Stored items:
+ + +
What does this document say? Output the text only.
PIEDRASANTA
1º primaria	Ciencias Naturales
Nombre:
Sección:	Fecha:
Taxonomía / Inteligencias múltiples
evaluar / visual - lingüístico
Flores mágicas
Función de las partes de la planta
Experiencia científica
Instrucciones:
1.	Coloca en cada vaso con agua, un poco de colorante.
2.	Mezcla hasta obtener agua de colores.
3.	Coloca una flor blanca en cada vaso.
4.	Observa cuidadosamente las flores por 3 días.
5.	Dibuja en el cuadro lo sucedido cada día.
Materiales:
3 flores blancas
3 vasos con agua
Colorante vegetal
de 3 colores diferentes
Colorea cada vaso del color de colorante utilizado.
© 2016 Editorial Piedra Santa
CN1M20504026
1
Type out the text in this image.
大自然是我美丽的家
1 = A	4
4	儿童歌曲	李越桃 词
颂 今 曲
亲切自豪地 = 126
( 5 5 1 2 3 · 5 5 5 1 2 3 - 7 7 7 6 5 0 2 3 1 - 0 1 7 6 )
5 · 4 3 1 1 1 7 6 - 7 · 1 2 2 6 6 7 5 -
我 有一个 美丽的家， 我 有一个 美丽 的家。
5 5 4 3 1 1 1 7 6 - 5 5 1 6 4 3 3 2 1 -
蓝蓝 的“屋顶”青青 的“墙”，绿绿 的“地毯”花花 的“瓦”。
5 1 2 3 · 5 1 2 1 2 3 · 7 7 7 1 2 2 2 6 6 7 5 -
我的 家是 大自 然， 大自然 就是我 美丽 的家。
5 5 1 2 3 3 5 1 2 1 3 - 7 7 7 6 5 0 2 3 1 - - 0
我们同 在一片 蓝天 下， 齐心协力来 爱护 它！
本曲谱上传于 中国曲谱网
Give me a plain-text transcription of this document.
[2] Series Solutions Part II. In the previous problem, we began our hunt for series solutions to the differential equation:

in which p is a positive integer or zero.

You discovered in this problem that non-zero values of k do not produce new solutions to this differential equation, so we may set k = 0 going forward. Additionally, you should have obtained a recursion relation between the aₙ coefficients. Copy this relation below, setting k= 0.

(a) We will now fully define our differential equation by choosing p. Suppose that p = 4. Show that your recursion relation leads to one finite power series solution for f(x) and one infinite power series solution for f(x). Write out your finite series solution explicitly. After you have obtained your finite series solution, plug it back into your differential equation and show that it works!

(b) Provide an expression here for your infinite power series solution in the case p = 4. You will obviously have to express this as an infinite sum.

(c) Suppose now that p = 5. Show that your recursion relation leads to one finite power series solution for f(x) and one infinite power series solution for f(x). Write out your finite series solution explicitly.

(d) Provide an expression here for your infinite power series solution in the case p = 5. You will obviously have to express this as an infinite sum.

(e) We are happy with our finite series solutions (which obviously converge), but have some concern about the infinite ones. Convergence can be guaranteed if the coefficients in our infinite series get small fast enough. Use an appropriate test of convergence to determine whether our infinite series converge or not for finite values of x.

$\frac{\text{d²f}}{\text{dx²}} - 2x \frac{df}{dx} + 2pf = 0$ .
+ + +
WORK TO DO » Retype the material above, line by line, exactly.

TASK RESULT »
What does this document say? Output the text only.
PIEDRASANTA
1º primaria	Ciencias Naturales
Nombre:
Sección:	Fecha:
Taxonomía / Inteligencias múltiples
evaluar / visual - lingüístico
Flores mágicas
Función de las partes de la planta
Experiencia científica
Instrucciones:
1.	Coloca en cada vaso con agua, un poco de colorante.
2.	Mezcla hasta obtener agua de colores.
3.	Coloca una flor blanca en cada vaso.
4.	Observa cuidadosamente las flores por 3 días.
5.	Dibuja en el cuadro lo sucedido cada día.
Materiales:
3 flores blancas
3 vasos con agua
Colorante vegetal
de 3 colores diferentes
Colorea cada vaso del color de colorante utilizado.
© 2016 Editorial Piedra Santa
CN1M20504026
1
Type out the text in this image.
大自然是我美丽的家
1 = A	4
4	儿童歌曲	李越桃 词
颂 今 曲
亲切自豪地 = 126
( 5 5 1 2 3 · 5 5 5 1 2 3 - 7 7 7 6 5 0 2 3 1 - 0 1 7 6 )
5 · 4 3 1 1 1 7 6 - 7 · 1 2 2 6 6 7 5 -
我 有一个 美丽的家， 我 有一个 美丽 的家。
5 5 4 3 1 1 1 7 6 - 5 5 1 6 4 3 3 2 1 -
蓝蓝 的“屋顶”青青 的“墙”，绿绿 的“地毯”花花 的“瓦”。
5 1 2 3 · 5 1 2 1 2 3 · 7 7 7 1 2 2 2 6 6 7 5 -
我的 家是 大自 然， 大自然 就是我 美丽 的家。
5 5 1 2 3 3 5 1 2 1 3 - 7 7 7 6 5 0 2 3 1 - - 0
我们同 在一片 蓝天 下， 齐心协力来 爱护 它！
本曲谱上传于 中国曲谱网
Give me a plain-text transcription of this document.
[2] Series Solutions Part II. In the previous problem, we began our hunt for series solutions to the differential equation:

in which p is a positive integer or zero.

You discovered in this problem that non-zero values of k do not produce new solutions to this differential equation, so we may set k = 0 going forward. Additionally, you should have obtained a recursion relation between the aₙ coefficients. Copy this relation below, setting k= 0.

(a) We will now fully define our differential equation by choosing p. Suppose that p = 4. Show that your recursion relation leads to one finite power series solution for f(x) and one infinite power series solution for f(x). Write out your finite series solution explicitly. After you have obtained your finite series solution, plug it back into your differential equation and show that it works!

(b) Provide an expression here for your infinite power series solution in the case p = 4. You will obviously have to express this as an infinite sum.

(c) Suppose now that p = 5. Show that your recursion relation leads to one finite power series solution for f(x) and one infinite power series solution for f(x). Write out your finite series solution explicitly.

(d) Provide an expression here for your infinite power series solution in the case p = 5. You will obviously have to express this as an infinite sum.

(e) We are happy with our finite series solutions (which obviously converge), but have some concern about the infinite ones. Convergence can be guaranteed if the coefficients in our infinite series get small fast enough. Use an appropriate test of convergence to determine whether our infinite series converge or not for finite values of x.

$\frac{\text{d²f}}{\text{dx²}} - 2x \frac{df}{dx} + 2pf = 0$ .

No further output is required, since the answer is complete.